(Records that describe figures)
_ _ _

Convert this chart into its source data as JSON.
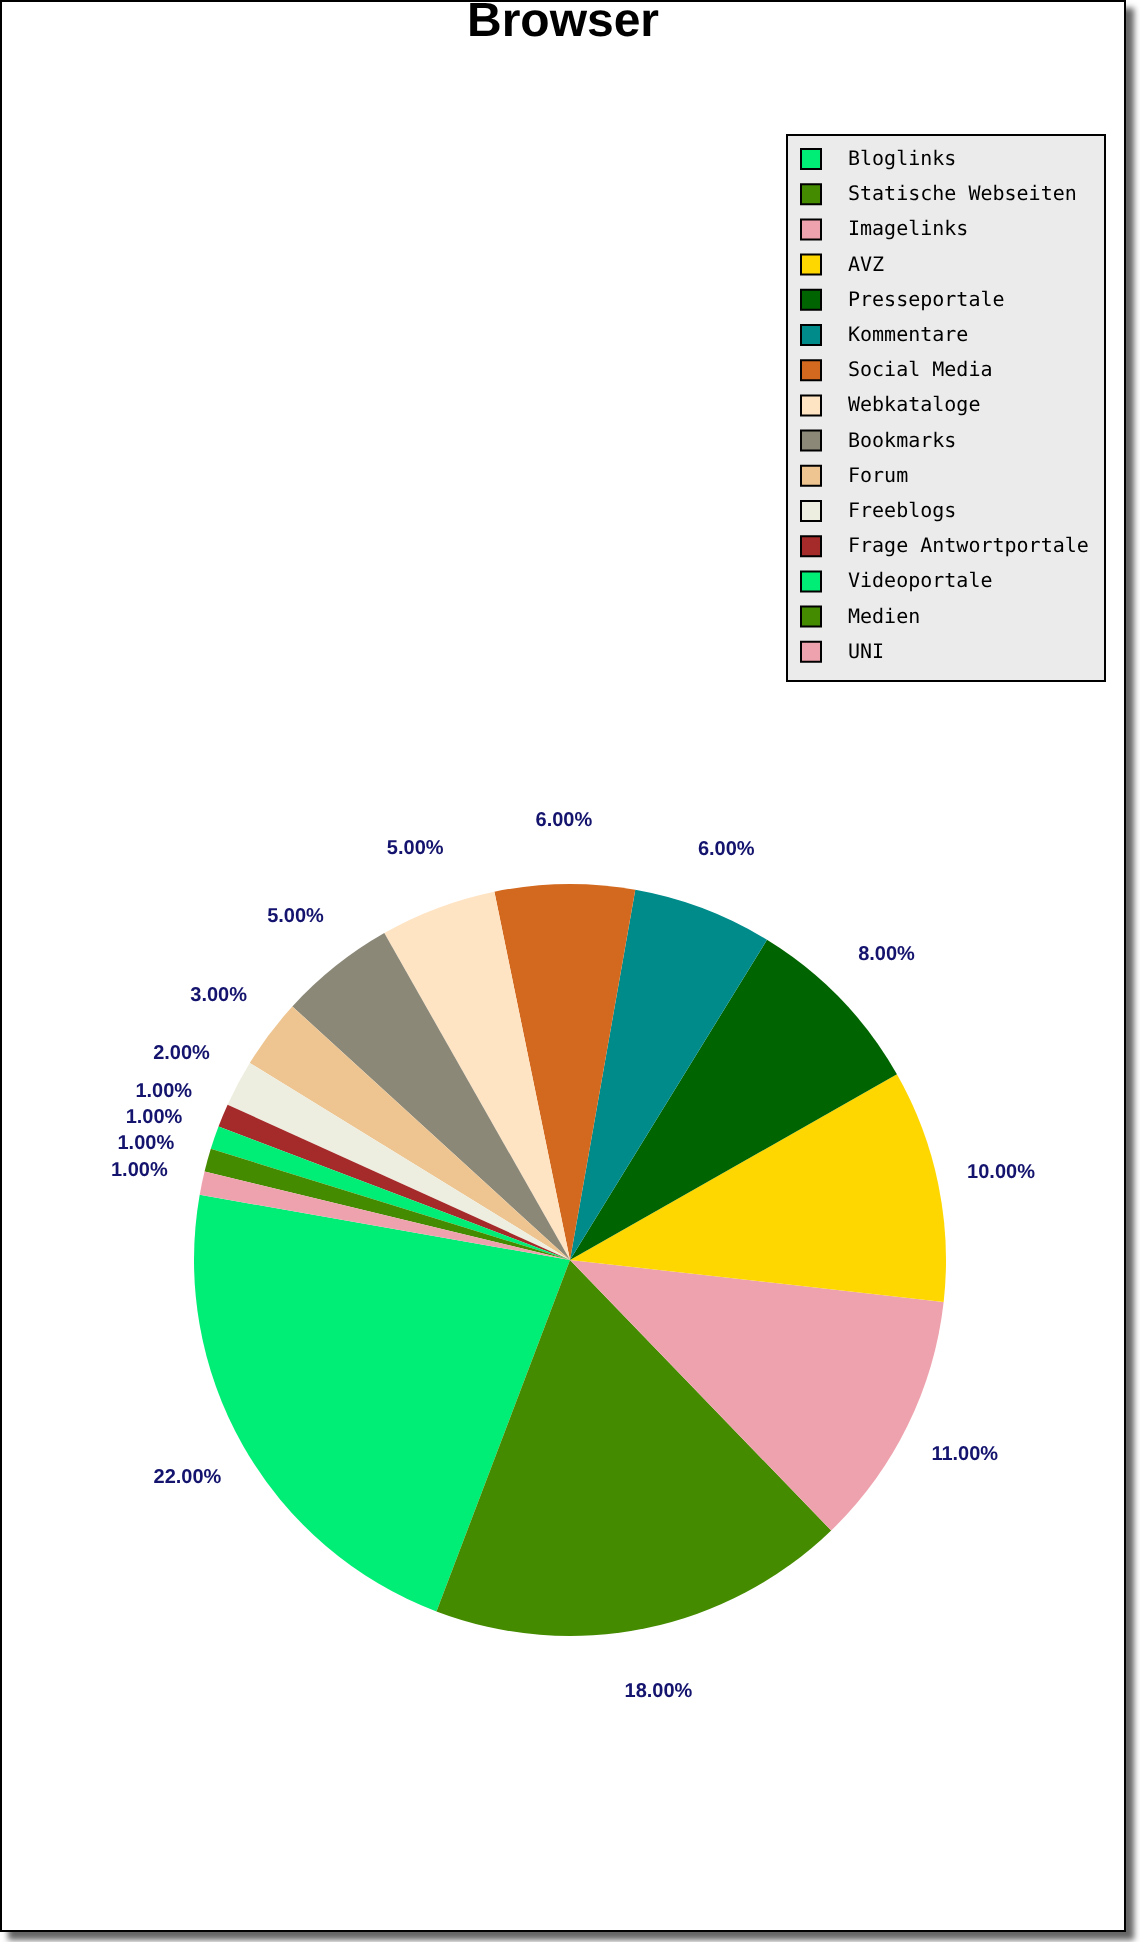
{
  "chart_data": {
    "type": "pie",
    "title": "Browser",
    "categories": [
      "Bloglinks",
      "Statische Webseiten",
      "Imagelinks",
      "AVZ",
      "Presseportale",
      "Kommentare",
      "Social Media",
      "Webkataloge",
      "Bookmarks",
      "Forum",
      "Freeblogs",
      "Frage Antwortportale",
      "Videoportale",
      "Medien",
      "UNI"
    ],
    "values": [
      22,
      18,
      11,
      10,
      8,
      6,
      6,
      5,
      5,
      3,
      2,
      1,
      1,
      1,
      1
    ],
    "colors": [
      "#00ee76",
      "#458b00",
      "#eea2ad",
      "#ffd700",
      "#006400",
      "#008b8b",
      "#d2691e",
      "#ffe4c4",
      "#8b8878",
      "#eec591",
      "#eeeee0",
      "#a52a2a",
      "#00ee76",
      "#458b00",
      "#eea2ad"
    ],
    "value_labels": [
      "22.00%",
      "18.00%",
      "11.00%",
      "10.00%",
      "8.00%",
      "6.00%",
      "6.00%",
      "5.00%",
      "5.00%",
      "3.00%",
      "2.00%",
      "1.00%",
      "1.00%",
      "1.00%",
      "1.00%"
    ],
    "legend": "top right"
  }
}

_ _ _

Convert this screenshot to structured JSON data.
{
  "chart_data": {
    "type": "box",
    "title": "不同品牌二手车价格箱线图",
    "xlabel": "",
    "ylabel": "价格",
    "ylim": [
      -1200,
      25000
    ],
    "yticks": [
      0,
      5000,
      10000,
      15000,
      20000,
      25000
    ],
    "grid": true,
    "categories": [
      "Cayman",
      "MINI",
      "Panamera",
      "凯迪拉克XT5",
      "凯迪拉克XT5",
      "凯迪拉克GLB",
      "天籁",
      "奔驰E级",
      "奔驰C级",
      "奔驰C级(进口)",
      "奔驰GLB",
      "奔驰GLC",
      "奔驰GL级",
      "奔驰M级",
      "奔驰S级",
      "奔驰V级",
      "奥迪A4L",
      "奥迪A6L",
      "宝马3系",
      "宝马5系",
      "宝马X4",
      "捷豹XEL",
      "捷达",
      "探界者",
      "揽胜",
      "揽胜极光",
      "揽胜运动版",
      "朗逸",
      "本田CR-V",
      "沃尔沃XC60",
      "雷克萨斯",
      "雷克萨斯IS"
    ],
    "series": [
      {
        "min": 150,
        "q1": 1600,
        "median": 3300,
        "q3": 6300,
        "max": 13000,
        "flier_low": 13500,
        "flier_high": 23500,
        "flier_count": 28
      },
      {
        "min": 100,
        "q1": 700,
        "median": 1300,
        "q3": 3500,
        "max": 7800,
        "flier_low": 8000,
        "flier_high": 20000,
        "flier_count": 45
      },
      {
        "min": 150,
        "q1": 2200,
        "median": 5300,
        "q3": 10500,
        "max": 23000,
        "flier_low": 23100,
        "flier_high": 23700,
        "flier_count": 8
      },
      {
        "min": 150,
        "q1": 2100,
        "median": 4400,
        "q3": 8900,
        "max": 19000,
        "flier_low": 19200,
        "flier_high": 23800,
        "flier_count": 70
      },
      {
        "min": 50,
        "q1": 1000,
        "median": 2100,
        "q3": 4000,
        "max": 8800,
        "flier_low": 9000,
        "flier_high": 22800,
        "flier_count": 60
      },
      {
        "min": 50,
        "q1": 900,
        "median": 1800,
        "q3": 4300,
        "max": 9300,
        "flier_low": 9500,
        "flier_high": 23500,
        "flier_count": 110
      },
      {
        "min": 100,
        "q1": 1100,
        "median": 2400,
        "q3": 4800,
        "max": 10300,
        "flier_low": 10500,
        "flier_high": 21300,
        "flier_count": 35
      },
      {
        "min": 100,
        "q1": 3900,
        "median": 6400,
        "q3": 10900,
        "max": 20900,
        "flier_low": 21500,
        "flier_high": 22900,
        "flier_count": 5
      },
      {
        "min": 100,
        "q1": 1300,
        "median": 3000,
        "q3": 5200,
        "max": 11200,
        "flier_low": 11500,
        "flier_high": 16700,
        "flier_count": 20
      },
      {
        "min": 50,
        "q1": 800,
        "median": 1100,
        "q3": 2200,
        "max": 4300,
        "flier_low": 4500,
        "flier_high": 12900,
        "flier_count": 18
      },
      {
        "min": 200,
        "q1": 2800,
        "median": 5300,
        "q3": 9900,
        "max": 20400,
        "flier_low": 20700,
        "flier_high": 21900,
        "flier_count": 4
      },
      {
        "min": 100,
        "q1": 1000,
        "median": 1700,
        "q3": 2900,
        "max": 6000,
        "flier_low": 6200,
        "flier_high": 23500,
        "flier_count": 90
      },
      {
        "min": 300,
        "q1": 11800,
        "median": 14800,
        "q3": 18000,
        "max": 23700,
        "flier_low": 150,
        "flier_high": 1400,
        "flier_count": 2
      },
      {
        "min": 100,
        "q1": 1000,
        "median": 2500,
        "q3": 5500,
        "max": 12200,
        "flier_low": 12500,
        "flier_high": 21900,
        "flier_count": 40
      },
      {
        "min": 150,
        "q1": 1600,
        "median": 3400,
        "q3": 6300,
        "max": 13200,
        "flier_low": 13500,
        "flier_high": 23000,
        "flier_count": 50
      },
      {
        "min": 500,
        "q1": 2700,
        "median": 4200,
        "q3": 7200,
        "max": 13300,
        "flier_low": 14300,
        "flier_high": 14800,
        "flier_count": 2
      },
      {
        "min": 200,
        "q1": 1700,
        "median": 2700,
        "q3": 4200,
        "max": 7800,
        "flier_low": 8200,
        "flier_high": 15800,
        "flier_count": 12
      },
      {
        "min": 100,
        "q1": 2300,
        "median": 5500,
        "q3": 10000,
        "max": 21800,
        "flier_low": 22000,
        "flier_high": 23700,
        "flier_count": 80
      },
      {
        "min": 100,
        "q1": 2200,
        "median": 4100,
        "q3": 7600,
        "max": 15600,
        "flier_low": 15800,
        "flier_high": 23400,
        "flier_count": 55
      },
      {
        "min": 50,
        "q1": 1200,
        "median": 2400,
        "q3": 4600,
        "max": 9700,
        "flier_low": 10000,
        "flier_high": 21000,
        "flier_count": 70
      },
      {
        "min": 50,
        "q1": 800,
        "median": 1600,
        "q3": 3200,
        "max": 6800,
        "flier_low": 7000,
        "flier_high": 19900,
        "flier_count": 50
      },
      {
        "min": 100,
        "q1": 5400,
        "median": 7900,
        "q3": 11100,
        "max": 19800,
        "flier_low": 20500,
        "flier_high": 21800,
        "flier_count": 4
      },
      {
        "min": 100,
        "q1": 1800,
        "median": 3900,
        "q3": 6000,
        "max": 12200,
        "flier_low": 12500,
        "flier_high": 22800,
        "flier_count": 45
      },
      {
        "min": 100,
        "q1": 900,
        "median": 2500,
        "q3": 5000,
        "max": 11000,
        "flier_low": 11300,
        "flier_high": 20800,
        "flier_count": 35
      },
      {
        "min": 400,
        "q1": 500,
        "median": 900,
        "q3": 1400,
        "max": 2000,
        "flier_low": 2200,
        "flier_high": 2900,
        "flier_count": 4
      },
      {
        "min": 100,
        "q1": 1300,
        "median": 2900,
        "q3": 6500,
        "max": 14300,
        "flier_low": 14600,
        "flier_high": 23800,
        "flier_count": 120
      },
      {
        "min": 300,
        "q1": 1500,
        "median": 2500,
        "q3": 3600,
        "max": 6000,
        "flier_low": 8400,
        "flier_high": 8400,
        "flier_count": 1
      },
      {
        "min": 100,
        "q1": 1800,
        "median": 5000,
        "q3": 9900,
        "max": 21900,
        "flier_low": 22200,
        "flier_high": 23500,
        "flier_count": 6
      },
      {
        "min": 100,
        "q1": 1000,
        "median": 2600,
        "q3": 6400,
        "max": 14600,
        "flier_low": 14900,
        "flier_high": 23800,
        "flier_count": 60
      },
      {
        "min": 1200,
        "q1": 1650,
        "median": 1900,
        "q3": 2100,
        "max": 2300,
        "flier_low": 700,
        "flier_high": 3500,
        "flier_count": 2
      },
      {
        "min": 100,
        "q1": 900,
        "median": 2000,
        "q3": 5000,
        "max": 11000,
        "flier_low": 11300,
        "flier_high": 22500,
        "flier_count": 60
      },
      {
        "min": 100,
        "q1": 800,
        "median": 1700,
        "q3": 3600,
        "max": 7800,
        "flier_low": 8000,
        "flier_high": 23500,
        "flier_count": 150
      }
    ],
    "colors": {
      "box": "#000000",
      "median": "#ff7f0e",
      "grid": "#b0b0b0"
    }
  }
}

_ _ _

Find each line holding the word "JSON" and copy it.

Convert this chart into its source data as JSON.
Convert this screenshot to structured JSON data.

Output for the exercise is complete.